### WHAT THE TASK REQUIRES
Quote the listing in full, exactly as given, minus any pictures.

### DATA EXTRACT
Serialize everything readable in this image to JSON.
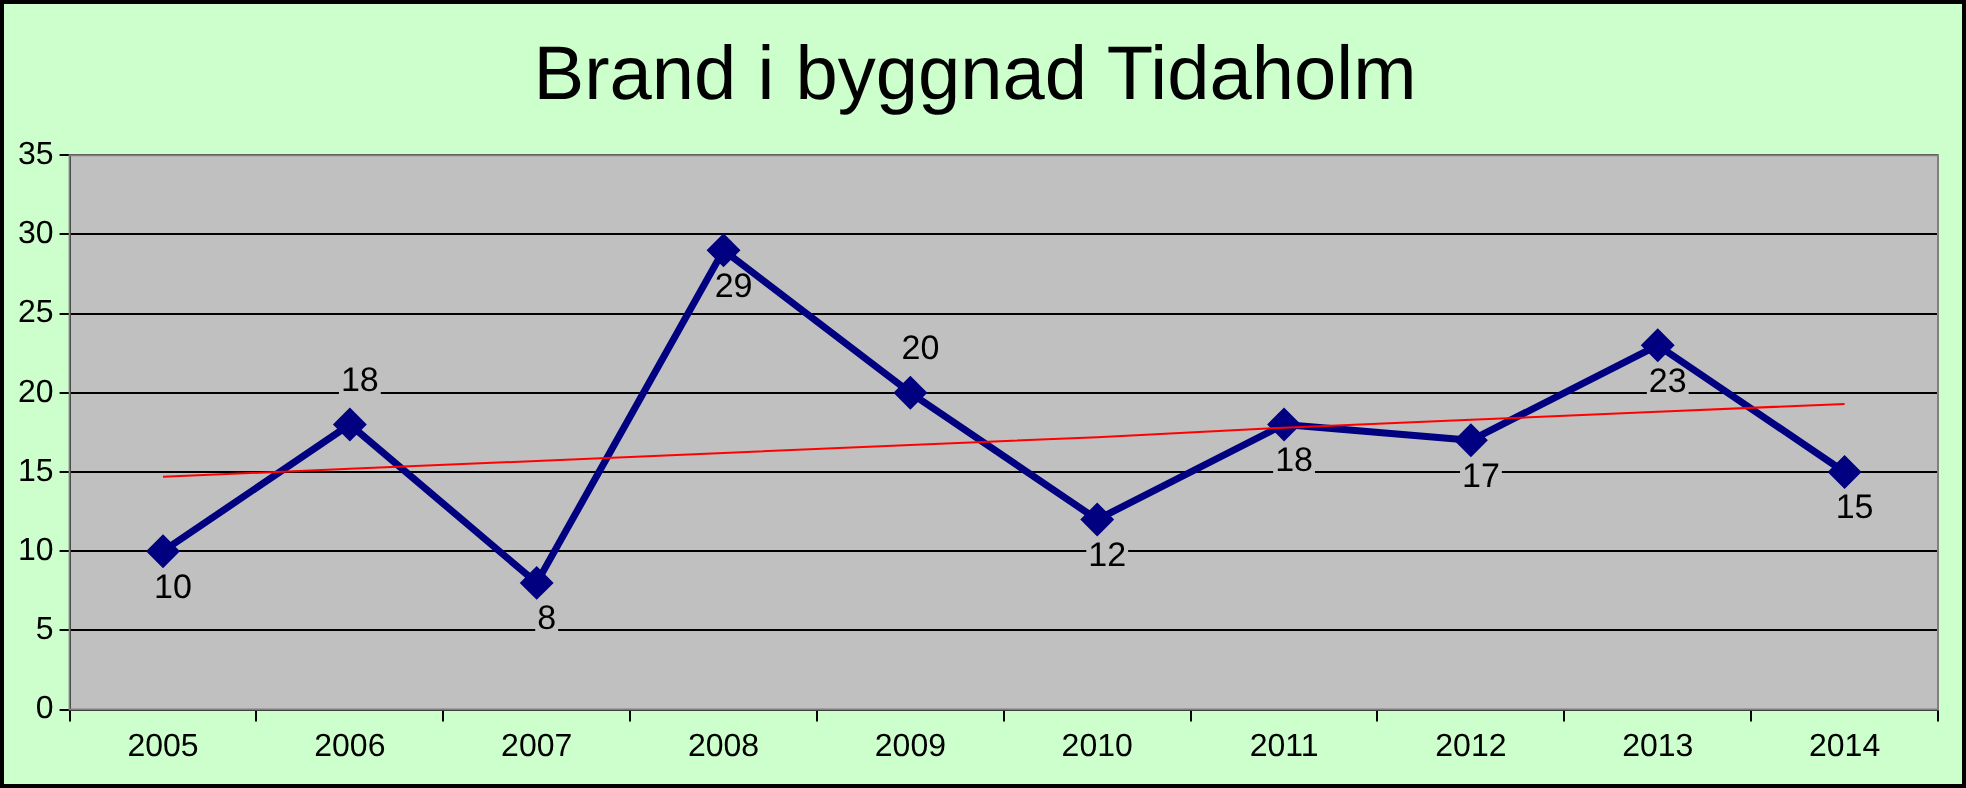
{
  "chart_data": {
    "type": "line",
    "title": "Brand i byggnad Tidaholm",
    "categories": [
      "2005",
      "2006",
      "2007",
      "2008",
      "2009",
      "2010",
      "2011",
      "2012",
      "2013",
      "2014"
    ],
    "series": [
      {
        "color": "#000080",
        "values": [
          10,
          18,
          8,
          29,
          20,
          12,
          18,
          17,
          23,
          15
        ],
        "value_labels": [
          "10",
          "18",
          "8",
          "29",
          "20",
          "12",
          "18",
          "17",
          "23",
          "15"
        ],
        "marker": "diamond"
      },
      {
        "type": "line",
        "color": "#ff0000",
        "values": [
          14.7,
          15.2,
          15.7,
          16.2,
          16.7,
          17.2,
          17.8,
          18.3,
          18.8,
          19.3
        ],
        "marker": "none"
      }
    ],
    "ylim": [
      0,
      35
    ],
    "yticks": [
      0,
      5,
      10,
      15,
      20,
      25,
      30,
      35
    ],
    "grid": "y",
    "legend": false
  }
}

### ANSWER FOR THIS EXERCISE
Serialize everything readable in this image to JSON.
{
  "chart_data": {
    "type": "line",
    "title": "Brand i byggnad Tidaholm",
    "categories": [
      "2005",
      "2006",
      "2007",
      "2008",
      "2009",
      "2010",
      "2011",
      "2012",
      "2013",
      "2014"
    ],
    "series": [
      {
        "color": "#000080",
        "values": [
          10,
          18,
          8,
          29,
          20,
          12,
          18,
          17,
          23,
          15
        ],
        "value_labels": [
          "10",
          "18",
          "8",
          "29",
          "20",
          "12",
          "18",
          "17",
          "23",
          "15"
        ],
        "marker": "diamond"
      },
      {
        "type": "line",
        "color": "#ff0000",
        "values": [
          14.7,
          15.2,
          15.7,
          16.2,
          16.7,
          17.2,
          17.8,
          18.3,
          18.8,
          19.3
        ],
        "marker": "none"
      }
    ],
    "ylim": [
      0,
      35
    ],
    "yticks": [
      0,
      5,
      10,
      15,
      20,
      25,
      30,
      35
    ],
    "grid": "y",
    "legend": false
  }
}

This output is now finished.